»»

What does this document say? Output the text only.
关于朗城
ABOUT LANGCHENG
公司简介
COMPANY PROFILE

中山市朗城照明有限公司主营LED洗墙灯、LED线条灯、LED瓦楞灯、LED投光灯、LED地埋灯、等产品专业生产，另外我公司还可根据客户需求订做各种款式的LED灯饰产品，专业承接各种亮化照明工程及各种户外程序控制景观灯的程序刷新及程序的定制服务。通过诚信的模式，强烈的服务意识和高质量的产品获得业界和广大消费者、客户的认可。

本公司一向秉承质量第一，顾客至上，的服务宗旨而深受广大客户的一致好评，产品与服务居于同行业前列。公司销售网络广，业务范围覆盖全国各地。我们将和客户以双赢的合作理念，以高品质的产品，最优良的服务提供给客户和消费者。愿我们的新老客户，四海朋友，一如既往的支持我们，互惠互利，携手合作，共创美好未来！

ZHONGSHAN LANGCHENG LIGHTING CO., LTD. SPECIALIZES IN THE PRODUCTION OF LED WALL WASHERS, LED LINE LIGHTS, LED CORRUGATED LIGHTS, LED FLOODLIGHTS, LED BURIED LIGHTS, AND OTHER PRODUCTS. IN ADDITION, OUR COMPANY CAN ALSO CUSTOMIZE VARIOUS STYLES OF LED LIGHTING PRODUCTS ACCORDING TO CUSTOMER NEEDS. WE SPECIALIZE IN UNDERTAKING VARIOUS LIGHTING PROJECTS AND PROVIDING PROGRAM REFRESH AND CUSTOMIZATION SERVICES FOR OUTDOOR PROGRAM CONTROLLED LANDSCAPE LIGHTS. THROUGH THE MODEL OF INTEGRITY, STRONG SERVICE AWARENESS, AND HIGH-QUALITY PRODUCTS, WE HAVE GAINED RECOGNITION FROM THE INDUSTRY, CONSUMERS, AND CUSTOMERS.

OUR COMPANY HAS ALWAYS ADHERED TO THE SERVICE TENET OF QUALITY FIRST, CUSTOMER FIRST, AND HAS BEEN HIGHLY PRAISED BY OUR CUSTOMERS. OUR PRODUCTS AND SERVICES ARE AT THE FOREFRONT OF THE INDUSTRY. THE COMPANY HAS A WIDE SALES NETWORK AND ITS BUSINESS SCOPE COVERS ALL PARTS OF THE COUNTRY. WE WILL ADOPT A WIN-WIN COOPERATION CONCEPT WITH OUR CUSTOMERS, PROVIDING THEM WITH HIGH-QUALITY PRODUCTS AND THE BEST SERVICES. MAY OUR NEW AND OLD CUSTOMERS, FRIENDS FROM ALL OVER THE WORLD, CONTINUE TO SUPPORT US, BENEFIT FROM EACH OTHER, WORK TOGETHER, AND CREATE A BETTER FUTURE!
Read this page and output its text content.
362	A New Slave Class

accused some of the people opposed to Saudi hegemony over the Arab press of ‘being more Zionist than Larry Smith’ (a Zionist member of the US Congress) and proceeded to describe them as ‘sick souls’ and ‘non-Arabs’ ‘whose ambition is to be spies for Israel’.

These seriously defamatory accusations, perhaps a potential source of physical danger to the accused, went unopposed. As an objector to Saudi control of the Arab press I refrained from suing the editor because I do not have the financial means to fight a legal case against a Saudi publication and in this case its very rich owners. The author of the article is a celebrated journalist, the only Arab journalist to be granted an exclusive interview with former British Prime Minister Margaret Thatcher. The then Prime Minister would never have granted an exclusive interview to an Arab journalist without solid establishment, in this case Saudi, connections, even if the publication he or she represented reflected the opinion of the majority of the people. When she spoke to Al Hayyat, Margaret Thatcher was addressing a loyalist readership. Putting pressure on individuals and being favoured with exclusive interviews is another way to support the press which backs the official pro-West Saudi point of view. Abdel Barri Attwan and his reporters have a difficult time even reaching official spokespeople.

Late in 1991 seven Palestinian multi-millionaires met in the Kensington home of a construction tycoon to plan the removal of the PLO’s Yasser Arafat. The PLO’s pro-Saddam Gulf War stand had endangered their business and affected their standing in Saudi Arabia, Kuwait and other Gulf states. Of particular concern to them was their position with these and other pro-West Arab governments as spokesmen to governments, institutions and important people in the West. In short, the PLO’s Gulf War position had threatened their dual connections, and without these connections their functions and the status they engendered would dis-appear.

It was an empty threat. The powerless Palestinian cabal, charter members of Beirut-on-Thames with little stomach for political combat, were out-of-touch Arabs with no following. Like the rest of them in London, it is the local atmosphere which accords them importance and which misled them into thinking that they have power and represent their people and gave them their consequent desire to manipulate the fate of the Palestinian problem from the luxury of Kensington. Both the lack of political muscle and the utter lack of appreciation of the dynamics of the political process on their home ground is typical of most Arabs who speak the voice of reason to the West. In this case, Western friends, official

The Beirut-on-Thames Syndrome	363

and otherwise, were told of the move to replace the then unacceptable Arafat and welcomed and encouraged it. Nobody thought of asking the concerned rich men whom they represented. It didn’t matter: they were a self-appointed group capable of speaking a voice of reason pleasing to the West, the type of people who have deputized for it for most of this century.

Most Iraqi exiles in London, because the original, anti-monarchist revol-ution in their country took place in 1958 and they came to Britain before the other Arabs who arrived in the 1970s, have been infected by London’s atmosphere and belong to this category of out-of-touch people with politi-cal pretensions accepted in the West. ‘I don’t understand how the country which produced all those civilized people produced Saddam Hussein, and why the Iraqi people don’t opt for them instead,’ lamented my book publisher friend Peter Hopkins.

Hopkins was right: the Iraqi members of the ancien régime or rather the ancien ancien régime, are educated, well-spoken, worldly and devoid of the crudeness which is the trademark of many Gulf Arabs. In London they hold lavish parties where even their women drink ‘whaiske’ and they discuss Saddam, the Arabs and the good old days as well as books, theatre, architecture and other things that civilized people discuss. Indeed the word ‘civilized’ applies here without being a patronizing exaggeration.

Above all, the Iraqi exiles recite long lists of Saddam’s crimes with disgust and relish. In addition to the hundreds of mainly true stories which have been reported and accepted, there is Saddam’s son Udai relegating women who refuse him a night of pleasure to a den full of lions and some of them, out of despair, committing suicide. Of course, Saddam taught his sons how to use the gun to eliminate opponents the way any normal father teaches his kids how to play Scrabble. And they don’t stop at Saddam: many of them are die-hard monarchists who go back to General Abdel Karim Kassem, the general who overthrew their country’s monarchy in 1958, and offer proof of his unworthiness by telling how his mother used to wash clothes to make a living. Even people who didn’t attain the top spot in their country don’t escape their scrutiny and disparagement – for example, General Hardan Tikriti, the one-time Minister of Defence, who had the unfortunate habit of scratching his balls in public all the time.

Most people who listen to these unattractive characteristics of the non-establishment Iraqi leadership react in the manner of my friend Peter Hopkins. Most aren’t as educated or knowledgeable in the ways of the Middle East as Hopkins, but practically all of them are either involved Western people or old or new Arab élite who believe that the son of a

««

- _EXERCISE BRIEF_: Repeat each record exactly. Omit nothing.

- _SOLUTION TO THIS PROBLEM_:
What does this document say? Output the text only.
关于朗城
ABOUT LANGCHENG
公司简介
COMPANY PROFILE

中山市朗城照明有限公司主营LED洗墙灯、LED线条灯、LED瓦楞灯、LED投光灯、LED地埋灯、等产品专业生产，另外我公司还可根据客户需求订做各种款式的LED灯饰产品，专业承接各种亮化照明工程及各种户外程序控制景观灯的程序刷新及程序的定制服务。通过诚信的模式，强烈的服务意识和高质量的产品获得业界和广大消费者、客户的认可。

本公司一向秉承质量第一，顾客至上，的服务宗旨而深受广大客户的一致好评，产品与服务居于同行业前列。公司销售网络广，业务范围覆盖全国各地。我们将和客户以双赢的合作理念，以高品质的产品，最优良的服务提供给客户和消费者。愿我们的新老客户，四海朋友，一如既往的支持我们，互惠互利，携手合作，共创美好未来！

ZHONGSHAN LANGCHENG LIGHTING CO., LTD. SPECIALIZES IN THE PRODUCTION OF LED WALL WASHERS, LED LINE LIGHTS, LED CORRUGATED LIGHTS, LED FLOODLIGHTS, LED BURIED LIGHTS, AND OTHER PRODUCTS. IN ADDITION, OUR COMPANY CAN ALSO CUSTOMIZE VARIOUS STYLES OF LED LIGHTING PRODUCTS ACCORDING TO CUSTOMER NEEDS. WE SPECIALIZE IN UNDERTAKING VARIOUS LIGHTING PROJECTS AND PROVIDING PROGRAM REFRESH AND CUSTOMIZATION SERVICES FOR OUTDOOR PROGRAM CONTROLLED LANDSCAPE LIGHTS. THROUGH THE MODEL OF INTEGRITY, STRONG SERVICE AWARENESS, AND HIGH-QUALITY PRODUCTS, WE HAVE GAINED RECOGNITION FROM THE INDUSTRY, CONSUMERS, AND CUSTOMERS.

OUR COMPANY HAS ALWAYS ADHERED TO THE SERVICE TENET OF QUALITY FIRST, CUSTOMER FIRST, AND HAS BEEN HIGHLY PRAISED BY OUR CUSTOMERS. OUR PRODUCTS AND SERVICES ARE AT THE FOREFRONT OF THE INDUSTRY. THE COMPANY HAS A WIDE SALES NETWORK AND ITS BUSINESS SCOPE COVERS ALL PARTS OF THE COUNTRY. WE WILL ADOPT A WIN-WIN COOPERATION CONCEPT WITH OUR CUSTOMERS, PROVIDING THEM WITH HIGH-QUALITY PRODUCTS AND THE BEST SERVICES. MAY OUR NEW AND OLD CUSTOMERS, FRIENDS FROM ALL OVER THE WORLD, CONTINUE TO SUPPORT US, BENEFIT FROM EACH OTHER, WORK TOGETHER, AND CREATE A BETTER FUTURE!
Read this page and output its text content.
362	A New Slave Class

accused some of the people opposed to Saudi hegemony over the Arab press of ‘being more Zionist than Larry Smith’ (a Zionist member of the US Congress) and proceeded to describe them as ‘sick souls’ and ‘non-Arabs’ ‘whose ambition is to be spies for Israel’.

These seriously defamatory accusations, perhaps a potential source of physical danger to the accused, went unopposed. As an objector to Saudi control of the Arab press I refrained from suing the editor because I do not have the financial means to fight a legal case against a Saudi publication and in this case its very rich owners. The author of the article is a celebrated journalist, the only Arab journalist to be granted an exclusive interview with former British Prime Minister Margaret Thatcher. The then Prime Minister would never have granted an exclusive interview to an Arab journalist without solid establishment, in this case Saudi, connections, even if the publication he or she represented reflected the opinion of the majority of the people. When she spoke to Al Hayyat, Margaret Thatcher was addressing a loyalist readership. Putting pressure on individuals and being favoured with exclusive interviews is another way to support the press which backs the official pro-West Saudi point of view. Abdel Barri Attwan and his reporters have a difficult time even reaching official spokespeople.

Late in 1991 seven Palestinian multi-millionaires met in the Kensington home of a construction tycoon to plan the removal of the PLO’s Yasser Arafat. The PLO’s pro-Saddam Gulf War stand had endangered their business and affected their standing in Saudi Arabia, Kuwait and other Gulf states. Of particular concern to them was their position with these and other pro-West Arab governments as spokesmen to governments, institutions and important people in the West. In short, the PLO’s Gulf War position had threatened their dual connections, and without these connections their functions and the status they engendered would dis-appear.

It was an empty threat. The powerless Palestinian cabal, charter members of Beirut-on-Thames with little stomach for political combat, were out-of-touch Arabs with no following. Like the rest of them in London, it is the local atmosphere which accords them importance and which misled them into thinking that they have power and represent their people and gave them their consequent desire to manipulate the fate of the Palestinian problem from the luxury of Kensington. Both the lack of political muscle and the utter lack of appreciation of the dynamics of the political process on their home ground is typical of most Arabs who speak the voice of reason to the West. In this case, Western friends, official

The Beirut-on-Thames Syndrome	363

and otherwise, were told of the move to replace the then unacceptable Arafat and welcomed and encouraged it. Nobody thought of asking the concerned rich men whom they represented. It didn’t matter: they were a self-appointed group capable of speaking a voice of reason pleasing to the West, the type of people who have deputized for it for most of this century.

Most Iraqi exiles in London, because the original, anti-monarchist revol-ution in their country took place in 1958 and they came to Britain before the other Arabs who arrived in the 1970s, have been infected by London’s atmosphere and belong to this category of out-of-touch people with politi-cal pretensions accepted in the West. ‘I don’t understand how the country which produced all those civilized people produced Saddam Hussein, and why the Iraqi people don’t opt for them instead,’ lamented my book publisher friend Peter Hopkins.

Hopkins was right: the Iraqi members of the ancien régime or rather the ancien ancien régime, are educated, well-spoken, worldly and devoid of the crudeness which is the trademark of many Gulf Arabs. In London they hold lavish parties where even their women drink ‘whaiske’ and they discuss Saddam, the Arabs and the good old days as well as books, theatre, architecture and other things that civilized people discuss. Indeed the word ‘civilized’ applies here without being a patronizing exaggeration.

Above all, the Iraqi exiles recite long lists of Saddam’s crimes with disgust and relish. In addition to the hundreds of mainly true stories which have been reported and accepted, there is Saddam’s son Udai relegating women who refuse him a night of pleasure to a den full of lions and some of them, out of despair, committing suicide. Of course, Saddam taught his sons how to use the gun to eliminate opponents the way any normal father teaches his kids how to play Scrabble. And they don’t stop at Saddam: many of them are die-hard monarchists who go back to General Abdel Karim Kassem, the general who overthrew their country’s monarchy in 1958, and offer proof of his unworthiness by telling how his mother used to wash clothes to make a living. Even people who didn’t attain the top spot in their country don’t escape their scrutiny and disparagement – for example, General Hardan Tikriti, the one-time Minister of Defence, who had the unfortunate habit of scratching his balls in public all the time.

Most people who listen to these unattractive characteristics of the non-establishment Iraqi leadership react in the manner of my friend Peter Hopkins. Most aren’t as educated or knowledgeable in the ways of the Middle East as Hopkins, but practically all of them are either involved Western people or old or new Arab élite who believe that the son of a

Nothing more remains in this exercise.